From the entries below, copy every line holding the word "bottom".
====== STORED RECORDS
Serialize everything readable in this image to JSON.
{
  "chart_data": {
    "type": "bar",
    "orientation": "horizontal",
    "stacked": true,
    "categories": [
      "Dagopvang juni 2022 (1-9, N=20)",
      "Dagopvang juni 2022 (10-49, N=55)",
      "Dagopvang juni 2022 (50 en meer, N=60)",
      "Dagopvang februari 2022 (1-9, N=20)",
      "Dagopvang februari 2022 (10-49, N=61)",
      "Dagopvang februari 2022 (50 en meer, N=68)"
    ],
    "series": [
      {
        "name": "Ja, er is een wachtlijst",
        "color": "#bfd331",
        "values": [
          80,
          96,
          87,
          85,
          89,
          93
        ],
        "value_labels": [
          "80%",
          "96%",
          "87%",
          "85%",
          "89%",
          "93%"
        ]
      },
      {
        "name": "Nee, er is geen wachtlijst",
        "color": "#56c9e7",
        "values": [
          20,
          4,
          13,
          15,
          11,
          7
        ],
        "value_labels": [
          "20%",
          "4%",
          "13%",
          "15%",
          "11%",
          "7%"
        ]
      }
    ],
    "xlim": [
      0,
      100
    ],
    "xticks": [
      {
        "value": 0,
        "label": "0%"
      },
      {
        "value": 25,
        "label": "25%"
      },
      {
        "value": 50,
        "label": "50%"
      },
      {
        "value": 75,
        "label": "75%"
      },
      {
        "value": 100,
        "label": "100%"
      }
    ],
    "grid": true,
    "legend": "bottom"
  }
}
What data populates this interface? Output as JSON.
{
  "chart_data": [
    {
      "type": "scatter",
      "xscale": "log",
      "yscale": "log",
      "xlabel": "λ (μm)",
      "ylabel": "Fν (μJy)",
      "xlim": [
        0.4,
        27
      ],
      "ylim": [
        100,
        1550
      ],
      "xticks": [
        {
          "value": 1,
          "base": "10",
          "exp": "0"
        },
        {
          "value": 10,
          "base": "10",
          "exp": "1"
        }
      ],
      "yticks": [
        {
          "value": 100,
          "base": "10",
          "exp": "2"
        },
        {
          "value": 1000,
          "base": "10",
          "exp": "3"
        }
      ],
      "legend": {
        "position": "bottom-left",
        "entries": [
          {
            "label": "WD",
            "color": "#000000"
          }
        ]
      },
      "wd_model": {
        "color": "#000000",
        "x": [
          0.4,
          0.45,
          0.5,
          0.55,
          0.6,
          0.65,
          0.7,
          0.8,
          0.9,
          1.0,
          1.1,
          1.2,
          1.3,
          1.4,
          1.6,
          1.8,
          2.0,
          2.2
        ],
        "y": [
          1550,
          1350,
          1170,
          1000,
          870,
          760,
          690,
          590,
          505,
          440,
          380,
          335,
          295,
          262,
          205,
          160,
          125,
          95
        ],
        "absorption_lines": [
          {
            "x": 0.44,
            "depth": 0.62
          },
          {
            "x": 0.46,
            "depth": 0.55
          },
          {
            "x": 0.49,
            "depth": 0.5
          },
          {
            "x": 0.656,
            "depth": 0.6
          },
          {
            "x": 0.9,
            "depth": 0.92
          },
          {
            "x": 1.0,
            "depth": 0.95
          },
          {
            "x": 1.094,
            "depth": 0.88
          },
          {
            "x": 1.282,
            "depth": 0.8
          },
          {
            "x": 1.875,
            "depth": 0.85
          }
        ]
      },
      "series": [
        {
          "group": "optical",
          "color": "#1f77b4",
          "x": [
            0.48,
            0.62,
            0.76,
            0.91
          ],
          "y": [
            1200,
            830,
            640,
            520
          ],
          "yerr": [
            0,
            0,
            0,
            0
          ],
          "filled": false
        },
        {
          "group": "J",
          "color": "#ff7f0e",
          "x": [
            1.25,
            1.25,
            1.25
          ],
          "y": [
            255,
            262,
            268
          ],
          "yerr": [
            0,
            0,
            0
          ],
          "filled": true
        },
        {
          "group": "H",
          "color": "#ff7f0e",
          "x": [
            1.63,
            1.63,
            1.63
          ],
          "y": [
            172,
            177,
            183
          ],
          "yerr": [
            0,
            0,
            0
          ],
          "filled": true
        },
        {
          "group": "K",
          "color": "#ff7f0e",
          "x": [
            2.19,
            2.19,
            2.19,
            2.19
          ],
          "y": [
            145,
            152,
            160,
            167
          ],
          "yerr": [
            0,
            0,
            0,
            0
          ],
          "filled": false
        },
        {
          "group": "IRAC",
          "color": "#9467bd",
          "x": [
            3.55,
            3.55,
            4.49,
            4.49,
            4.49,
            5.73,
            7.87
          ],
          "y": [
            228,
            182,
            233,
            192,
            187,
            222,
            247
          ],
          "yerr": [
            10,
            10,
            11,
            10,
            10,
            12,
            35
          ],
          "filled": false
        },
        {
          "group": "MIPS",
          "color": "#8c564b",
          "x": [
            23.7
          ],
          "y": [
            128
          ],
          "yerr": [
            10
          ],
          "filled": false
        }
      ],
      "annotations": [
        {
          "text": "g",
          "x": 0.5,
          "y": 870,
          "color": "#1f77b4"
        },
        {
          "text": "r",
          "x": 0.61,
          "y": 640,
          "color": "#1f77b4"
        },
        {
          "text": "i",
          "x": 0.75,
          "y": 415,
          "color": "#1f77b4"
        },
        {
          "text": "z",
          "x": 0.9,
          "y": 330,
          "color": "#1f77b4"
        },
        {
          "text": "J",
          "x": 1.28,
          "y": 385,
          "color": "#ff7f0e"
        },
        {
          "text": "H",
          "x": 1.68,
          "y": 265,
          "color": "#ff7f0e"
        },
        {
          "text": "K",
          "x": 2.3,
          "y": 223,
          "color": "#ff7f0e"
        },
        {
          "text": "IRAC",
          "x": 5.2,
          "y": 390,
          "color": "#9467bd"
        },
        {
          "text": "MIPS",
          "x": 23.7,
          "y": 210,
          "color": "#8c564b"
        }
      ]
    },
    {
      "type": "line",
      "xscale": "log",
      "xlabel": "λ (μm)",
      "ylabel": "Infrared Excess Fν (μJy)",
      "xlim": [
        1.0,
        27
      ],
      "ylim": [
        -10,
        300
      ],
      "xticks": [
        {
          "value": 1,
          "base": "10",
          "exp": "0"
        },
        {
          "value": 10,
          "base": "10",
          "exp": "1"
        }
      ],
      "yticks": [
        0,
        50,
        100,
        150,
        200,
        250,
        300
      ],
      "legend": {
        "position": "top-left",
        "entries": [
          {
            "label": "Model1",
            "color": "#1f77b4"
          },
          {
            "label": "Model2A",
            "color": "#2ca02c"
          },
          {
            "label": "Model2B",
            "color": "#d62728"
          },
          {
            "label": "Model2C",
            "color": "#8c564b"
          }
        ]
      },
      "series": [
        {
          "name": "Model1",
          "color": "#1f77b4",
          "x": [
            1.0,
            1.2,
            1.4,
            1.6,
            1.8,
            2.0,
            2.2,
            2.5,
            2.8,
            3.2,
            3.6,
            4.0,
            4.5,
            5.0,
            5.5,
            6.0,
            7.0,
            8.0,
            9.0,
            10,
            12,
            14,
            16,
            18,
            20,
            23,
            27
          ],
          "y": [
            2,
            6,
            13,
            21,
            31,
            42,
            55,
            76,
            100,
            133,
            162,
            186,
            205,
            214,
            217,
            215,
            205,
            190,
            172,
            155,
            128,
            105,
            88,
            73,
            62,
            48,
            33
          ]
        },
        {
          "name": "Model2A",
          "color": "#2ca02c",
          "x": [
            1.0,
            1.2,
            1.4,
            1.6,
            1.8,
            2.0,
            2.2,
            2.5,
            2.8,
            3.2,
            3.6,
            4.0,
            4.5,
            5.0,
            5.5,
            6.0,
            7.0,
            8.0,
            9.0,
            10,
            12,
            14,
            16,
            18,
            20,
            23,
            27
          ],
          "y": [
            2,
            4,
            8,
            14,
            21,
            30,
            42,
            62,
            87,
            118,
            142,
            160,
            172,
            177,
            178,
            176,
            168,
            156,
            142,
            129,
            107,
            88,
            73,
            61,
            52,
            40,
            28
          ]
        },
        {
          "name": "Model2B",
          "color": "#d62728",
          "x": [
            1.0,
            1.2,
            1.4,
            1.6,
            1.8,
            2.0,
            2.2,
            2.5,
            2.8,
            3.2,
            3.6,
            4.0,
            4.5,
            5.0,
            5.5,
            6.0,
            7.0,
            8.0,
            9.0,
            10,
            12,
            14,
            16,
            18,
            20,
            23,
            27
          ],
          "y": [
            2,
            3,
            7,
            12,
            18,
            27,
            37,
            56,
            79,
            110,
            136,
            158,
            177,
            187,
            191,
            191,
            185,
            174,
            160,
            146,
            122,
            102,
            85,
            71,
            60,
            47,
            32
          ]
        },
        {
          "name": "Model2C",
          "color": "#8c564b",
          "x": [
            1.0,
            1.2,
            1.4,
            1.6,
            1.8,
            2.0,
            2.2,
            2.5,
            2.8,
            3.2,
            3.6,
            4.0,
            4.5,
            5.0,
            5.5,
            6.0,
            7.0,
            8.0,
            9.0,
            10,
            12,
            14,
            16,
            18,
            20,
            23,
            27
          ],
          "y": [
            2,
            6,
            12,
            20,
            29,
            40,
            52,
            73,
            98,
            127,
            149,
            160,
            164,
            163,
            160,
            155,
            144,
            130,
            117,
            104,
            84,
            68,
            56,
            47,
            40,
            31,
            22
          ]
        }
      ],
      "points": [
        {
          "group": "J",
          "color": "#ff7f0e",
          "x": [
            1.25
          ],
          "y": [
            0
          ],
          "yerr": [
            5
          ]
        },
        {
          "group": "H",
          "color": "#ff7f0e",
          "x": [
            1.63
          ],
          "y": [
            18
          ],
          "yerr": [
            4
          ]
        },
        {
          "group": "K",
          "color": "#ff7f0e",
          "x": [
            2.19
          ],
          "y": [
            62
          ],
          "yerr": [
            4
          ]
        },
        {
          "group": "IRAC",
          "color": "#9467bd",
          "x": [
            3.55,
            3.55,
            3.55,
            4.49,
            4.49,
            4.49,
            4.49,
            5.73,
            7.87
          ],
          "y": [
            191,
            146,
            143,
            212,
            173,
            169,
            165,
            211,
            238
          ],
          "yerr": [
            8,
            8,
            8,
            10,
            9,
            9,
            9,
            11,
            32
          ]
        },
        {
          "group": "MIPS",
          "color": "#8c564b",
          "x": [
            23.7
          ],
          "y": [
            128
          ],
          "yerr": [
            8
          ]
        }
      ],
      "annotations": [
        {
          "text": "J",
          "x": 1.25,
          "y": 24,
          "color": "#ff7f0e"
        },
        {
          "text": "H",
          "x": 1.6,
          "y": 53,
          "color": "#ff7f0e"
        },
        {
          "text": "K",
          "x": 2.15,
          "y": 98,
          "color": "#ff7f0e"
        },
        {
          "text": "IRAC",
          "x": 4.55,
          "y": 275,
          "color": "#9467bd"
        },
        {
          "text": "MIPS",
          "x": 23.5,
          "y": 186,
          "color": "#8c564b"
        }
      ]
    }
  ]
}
============
====== STORED RECORDS
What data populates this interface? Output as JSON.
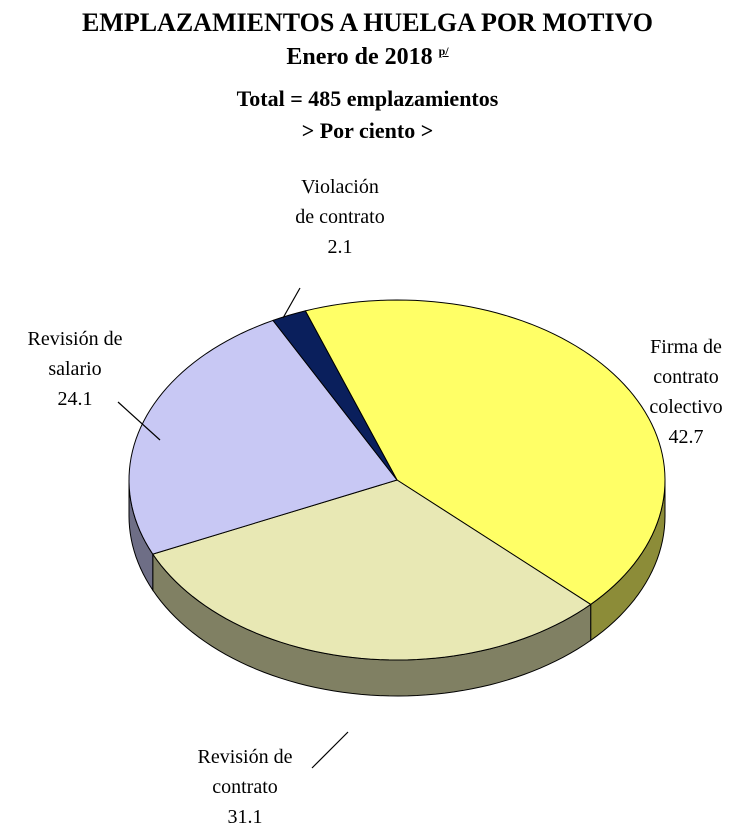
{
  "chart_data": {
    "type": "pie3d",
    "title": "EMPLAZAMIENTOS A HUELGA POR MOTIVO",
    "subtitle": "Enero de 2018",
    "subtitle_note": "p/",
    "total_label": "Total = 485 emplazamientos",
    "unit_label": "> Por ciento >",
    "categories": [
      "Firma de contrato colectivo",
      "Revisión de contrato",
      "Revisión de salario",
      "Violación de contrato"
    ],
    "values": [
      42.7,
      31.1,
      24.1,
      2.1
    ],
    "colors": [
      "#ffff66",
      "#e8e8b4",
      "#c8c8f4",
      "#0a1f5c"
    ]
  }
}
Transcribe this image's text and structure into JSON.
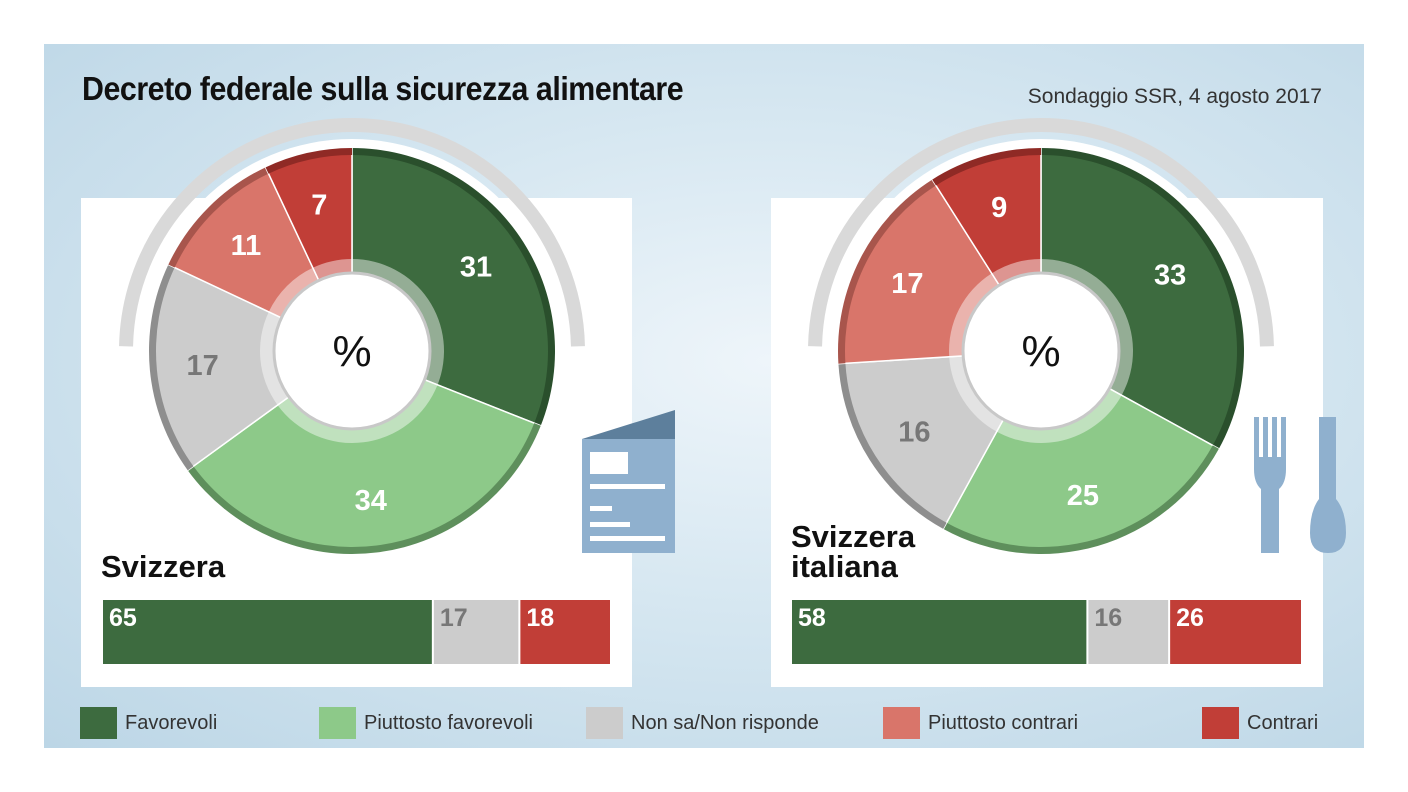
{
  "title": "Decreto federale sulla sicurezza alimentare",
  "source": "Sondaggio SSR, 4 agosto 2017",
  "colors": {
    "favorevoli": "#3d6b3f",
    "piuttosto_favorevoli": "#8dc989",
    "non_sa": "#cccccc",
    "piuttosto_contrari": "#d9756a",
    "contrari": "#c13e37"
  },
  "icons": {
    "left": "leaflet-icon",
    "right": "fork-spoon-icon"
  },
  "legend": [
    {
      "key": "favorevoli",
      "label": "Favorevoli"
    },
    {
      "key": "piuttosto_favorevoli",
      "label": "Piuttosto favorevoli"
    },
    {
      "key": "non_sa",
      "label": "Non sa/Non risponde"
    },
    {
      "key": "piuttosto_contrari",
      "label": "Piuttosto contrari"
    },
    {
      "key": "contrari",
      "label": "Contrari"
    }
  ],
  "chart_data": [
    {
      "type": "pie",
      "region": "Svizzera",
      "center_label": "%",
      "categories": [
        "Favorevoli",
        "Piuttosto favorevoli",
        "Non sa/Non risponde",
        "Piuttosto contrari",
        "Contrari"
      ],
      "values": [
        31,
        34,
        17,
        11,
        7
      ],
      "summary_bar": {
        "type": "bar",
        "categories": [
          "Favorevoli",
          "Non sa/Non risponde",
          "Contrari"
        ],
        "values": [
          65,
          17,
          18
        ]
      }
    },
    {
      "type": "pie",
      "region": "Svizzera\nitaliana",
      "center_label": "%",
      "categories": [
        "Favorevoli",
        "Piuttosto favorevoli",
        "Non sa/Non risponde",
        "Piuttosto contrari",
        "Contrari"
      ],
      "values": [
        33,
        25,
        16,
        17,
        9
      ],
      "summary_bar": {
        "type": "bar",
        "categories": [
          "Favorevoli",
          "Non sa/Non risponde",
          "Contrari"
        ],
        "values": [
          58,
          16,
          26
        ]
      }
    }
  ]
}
============
**WORKED SOLUTION**
    "legend": "bottom"
        "position": "bottom-left",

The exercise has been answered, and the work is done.